(EXERCISE PROMPT): Repeat exactly, and only, the lines from the line bearing "Enumerate this screenshot's" through the end of the material. Do not copy the pictures.

(RECORDS TO PROCESS):
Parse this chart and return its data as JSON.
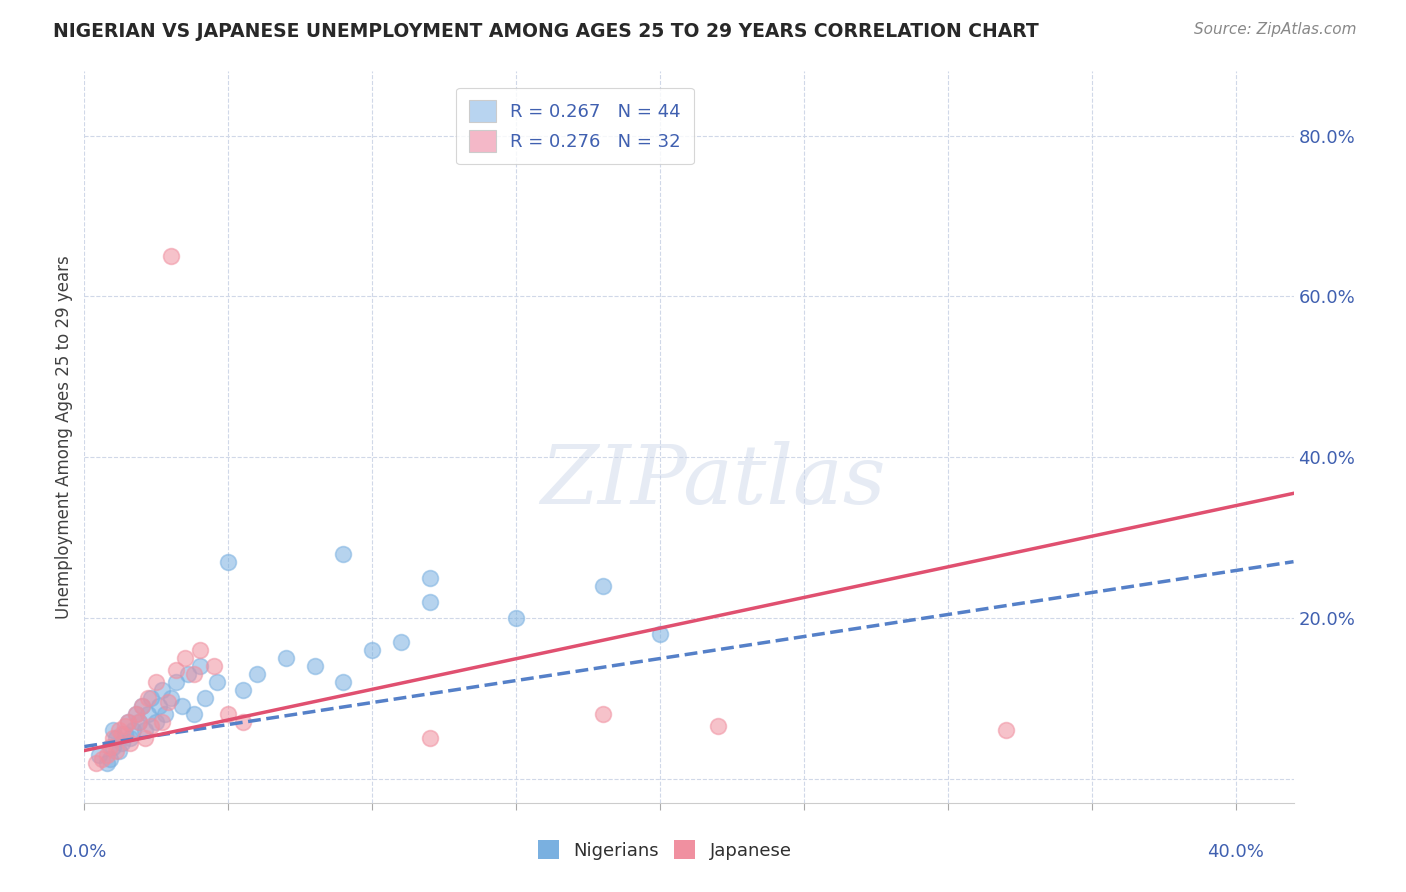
{
  "title": "NIGERIAN VS JAPANESE UNEMPLOYMENT AMONG AGES 25 TO 29 YEARS CORRELATION CHART",
  "source": "Source: ZipAtlas.com",
  "ylabel": "Unemployment Among Ages 25 to 29 years",
  "ytick_values": [
    0.0,
    0.2,
    0.4,
    0.6,
    0.8
  ],
  "xlim": [
    0.0,
    0.42
  ],
  "ylim": [
    -0.03,
    0.88
  ],
  "legend_entries": [
    {
      "label": "R = 0.267   N = 44",
      "color": "#b8d4f0"
    },
    {
      "label": "R = 0.276   N = 32",
      "color": "#f4b8c8"
    }
  ],
  "nigerian_color": "#7ab0e0",
  "japanese_color": "#f090a0",
  "nigerian_line_color": "#5580c8",
  "japanese_line_color": "#e05070",
  "nigerian_scatter_x": [
    0.005,
    0.008,
    0.009,
    0.01,
    0.01,
    0.011,
    0.012,
    0.013,
    0.014,
    0.015,
    0.016,
    0.017,
    0.018,
    0.019,
    0.02,
    0.021,
    0.022,
    0.023,
    0.025,
    0.026,
    0.027,
    0.028,
    0.03,
    0.032,
    0.034,
    0.036,
    0.038,
    0.04,
    0.042,
    0.046,
    0.05,
    0.055,
    0.06,
    0.07,
    0.08,
    0.09,
    0.1,
    0.11,
    0.12,
    0.15,
    0.18,
    0.2,
    0.12,
    0.09
  ],
  "nigerian_scatter_y": [
    0.03,
    0.02,
    0.025,
    0.04,
    0.06,
    0.05,
    0.035,
    0.045,
    0.055,
    0.07,
    0.05,
    0.06,
    0.08,
    0.07,
    0.09,
    0.06,
    0.08,
    0.1,
    0.07,
    0.09,
    0.11,
    0.08,
    0.1,
    0.12,
    0.09,
    0.13,
    0.08,
    0.14,
    0.1,
    0.12,
    0.27,
    0.11,
    0.13,
    0.15,
    0.14,
    0.12,
    0.16,
    0.17,
    0.22,
    0.2,
    0.24,
    0.18,
    0.25,
    0.28
  ],
  "japanese_scatter_x": [
    0.004,
    0.006,
    0.008,
    0.009,
    0.01,
    0.011,
    0.012,
    0.013,
    0.014,
    0.015,
    0.016,
    0.018,
    0.019,
    0.02,
    0.021,
    0.022,
    0.023,
    0.025,
    0.027,
    0.029,
    0.03,
    0.032,
    0.035,
    0.038,
    0.04,
    0.045,
    0.05,
    0.055,
    0.12,
    0.18,
    0.22,
    0.32
  ],
  "japanese_scatter_y": [
    0.02,
    0.025,
    0.03,
    0.04,
    0.05,
    0.035,
    0.06,
    0.055,
    0.065,
    0.07,
    0.045,
    0.08,
    0.07,
    0.09,
    0.05,
    0.1,
    0.065,
    0.12,
    0.07,
    0.095,
    0.65,
    0.135,
    0.15,
    0.13,
    0.16,
    0.14,
    0.08,
    0.07,
    0.05,
    0.08,
    0.065,
    0.06
  ],
  "nigerian_trend_x": [
    0.0,
    0.42
  ],
  "nigerian_trend_y": [
    0.04,
    0.27
  ],
  "japanese_trend_x": [
    0.0,
    0.42
  ],
  "japanese_trend_y": [
    0.035,
    0.355
  ],
  "background_color": "#ffffff",
  "grid_color": "#d0d8e8",
  "title_color": "#282828",
  "tick_color": "#4060b0"
}
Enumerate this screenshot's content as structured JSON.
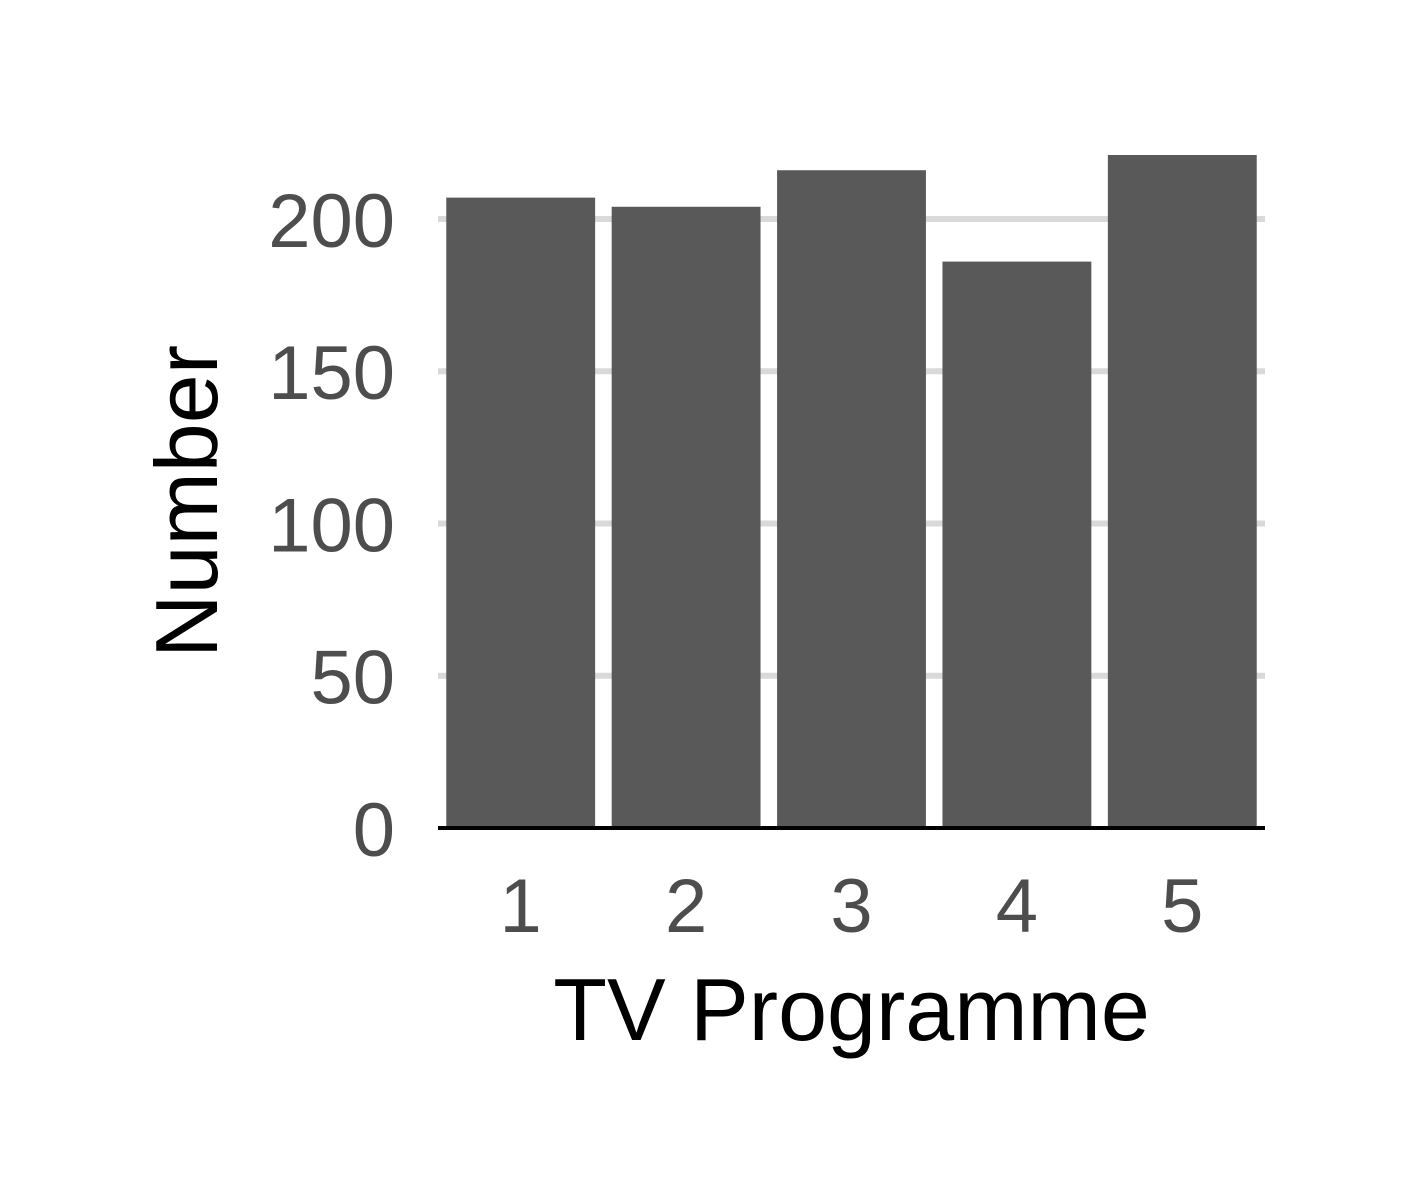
{
  "chart_data": {
    "type": "bar",
    "title": "",
    "xlabel": "TV Programme",
    "ylabel": "Number",
    "categories": [
      "1",
      "2",
      "3",
      "4",
      "5"
    ],
    "values": [
      207,
      204,
      216,
      186,
      221
    ],
    "ylim": [
      0,
      221
    ],
    "yticks": [
      0,
      50,
      100,
      150,
      200
    ],
    "ytick_labels": [
      "0",
      "50",
      "100",
      "150",
      "200"
    ],
    "grid": "horizontal major lines",
    "legend": "none",
    "colors": {
      "bar": "#595959",
      "grid": "#d9d9d9",
      "baseline": "#000000",
      "tick_text": "#4d4d4d",
      "title_text": "#000000"
    }
  }
}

(RESPONSE):
Enumerate this screenshot's content as structured JSON.
{
  "chart_data": {
    "type": "bar",
    "title": "",
    "xlabel": "TV Programme",
    "ylabel": "Number",
    "categories": [
      "1",
      "2",
      "3",
      "4",
      "5"
    ],
    "values": [
      207,
      204,
      216,
      186,
      221
    ],
    "ylim": [
      0,
      221
    ],
    "yticks": [
      0,
      50,
      100,
      150,
      200
    ],
    "ytick_labels": [
      "0",
      "50",
      "100",
      "150",
      "200"
    ],
    "grid": "horizontal major lines",
    "legend": "none",
    "colors": {
      "bar": "#595959",
      "grid": "#d9d9d9",
      "baseline": "#000000",
      "tick_text": "#4d4d4d",
      "title_text": "#000000"
    }
  }
}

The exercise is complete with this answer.